### Data entries for graphics

******************************

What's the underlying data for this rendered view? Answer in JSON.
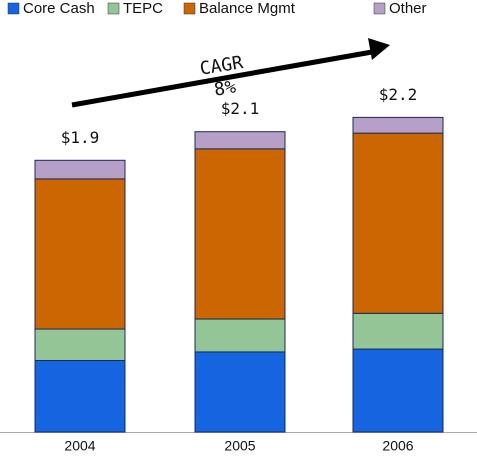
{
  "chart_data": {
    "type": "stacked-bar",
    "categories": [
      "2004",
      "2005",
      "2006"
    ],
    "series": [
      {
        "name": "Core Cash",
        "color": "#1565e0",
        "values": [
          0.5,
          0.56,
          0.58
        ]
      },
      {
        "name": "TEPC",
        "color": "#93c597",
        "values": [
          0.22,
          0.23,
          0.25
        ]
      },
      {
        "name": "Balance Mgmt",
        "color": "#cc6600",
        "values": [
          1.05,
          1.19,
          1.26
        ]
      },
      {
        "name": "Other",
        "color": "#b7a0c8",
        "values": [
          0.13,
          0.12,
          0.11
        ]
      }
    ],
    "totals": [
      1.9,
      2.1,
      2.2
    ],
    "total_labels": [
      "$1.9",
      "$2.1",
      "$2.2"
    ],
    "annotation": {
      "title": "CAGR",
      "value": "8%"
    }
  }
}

******************************

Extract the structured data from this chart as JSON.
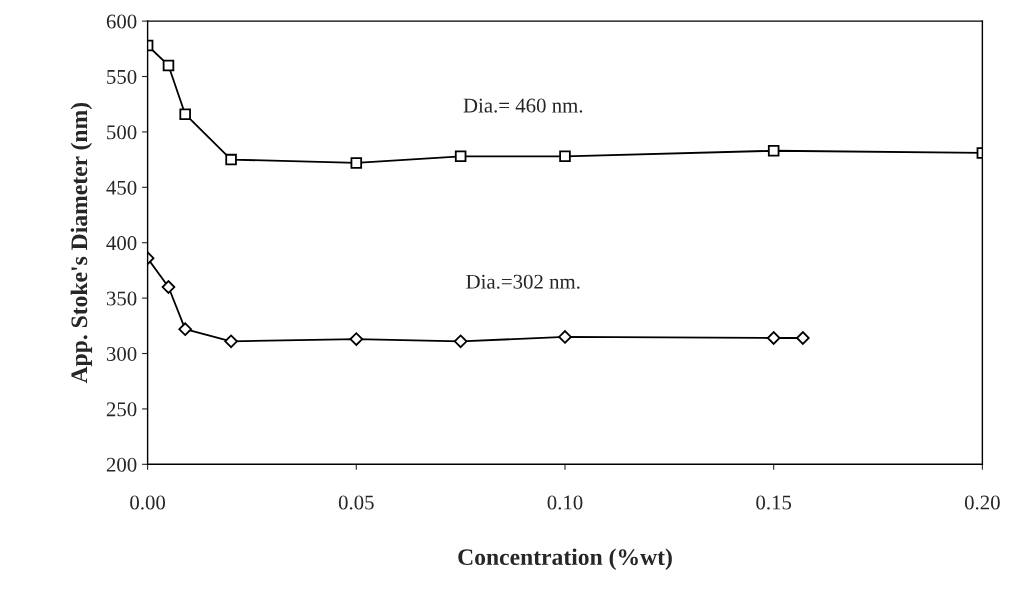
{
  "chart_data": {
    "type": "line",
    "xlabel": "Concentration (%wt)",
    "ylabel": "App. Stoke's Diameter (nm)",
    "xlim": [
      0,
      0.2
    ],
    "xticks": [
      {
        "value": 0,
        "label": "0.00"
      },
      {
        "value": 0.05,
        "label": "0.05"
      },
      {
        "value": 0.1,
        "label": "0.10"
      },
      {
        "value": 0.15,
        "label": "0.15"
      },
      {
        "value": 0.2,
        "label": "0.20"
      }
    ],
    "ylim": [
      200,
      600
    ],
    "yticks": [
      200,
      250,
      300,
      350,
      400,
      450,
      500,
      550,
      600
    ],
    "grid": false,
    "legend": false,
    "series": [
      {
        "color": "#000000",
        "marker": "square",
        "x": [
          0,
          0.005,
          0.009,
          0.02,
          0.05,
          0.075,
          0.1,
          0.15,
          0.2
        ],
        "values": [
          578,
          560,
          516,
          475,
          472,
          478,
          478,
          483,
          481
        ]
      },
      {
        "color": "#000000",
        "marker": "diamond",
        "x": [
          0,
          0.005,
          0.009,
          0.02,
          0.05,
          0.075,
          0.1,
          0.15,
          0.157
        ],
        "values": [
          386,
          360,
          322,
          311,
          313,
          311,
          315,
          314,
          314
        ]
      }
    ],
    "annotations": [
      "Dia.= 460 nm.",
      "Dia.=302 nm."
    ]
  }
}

******************************

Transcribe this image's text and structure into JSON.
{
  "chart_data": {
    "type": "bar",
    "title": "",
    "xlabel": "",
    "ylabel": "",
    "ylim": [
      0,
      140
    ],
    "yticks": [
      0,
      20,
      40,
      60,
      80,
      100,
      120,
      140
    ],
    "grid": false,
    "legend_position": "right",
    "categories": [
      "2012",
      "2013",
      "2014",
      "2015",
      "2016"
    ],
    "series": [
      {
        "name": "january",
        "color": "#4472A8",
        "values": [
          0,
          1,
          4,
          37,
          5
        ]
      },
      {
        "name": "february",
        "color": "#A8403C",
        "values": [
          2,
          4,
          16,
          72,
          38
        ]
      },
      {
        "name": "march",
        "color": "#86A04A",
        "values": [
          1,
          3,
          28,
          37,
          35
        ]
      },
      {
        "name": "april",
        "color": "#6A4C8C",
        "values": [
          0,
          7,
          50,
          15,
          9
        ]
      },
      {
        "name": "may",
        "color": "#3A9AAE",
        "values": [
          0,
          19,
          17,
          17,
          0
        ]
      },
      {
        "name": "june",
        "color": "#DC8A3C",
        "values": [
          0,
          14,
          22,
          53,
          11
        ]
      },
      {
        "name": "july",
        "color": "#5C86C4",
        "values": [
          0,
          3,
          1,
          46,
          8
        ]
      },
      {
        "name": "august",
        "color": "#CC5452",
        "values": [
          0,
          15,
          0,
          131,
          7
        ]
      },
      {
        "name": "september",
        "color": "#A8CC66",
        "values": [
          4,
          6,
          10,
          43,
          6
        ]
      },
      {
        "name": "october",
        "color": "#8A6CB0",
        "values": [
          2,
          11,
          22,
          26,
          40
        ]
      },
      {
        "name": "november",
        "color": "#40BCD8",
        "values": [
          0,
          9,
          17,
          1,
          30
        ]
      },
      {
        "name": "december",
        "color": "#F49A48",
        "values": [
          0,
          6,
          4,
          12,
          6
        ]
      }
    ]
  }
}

******************************

Select all lines with the word "JSON" from the entries above.

What's the underlying data for this rendered view? Answer in JSON.
Extract the structured data from this chart as JSON.
Transcribe this image's text and structure into JSON.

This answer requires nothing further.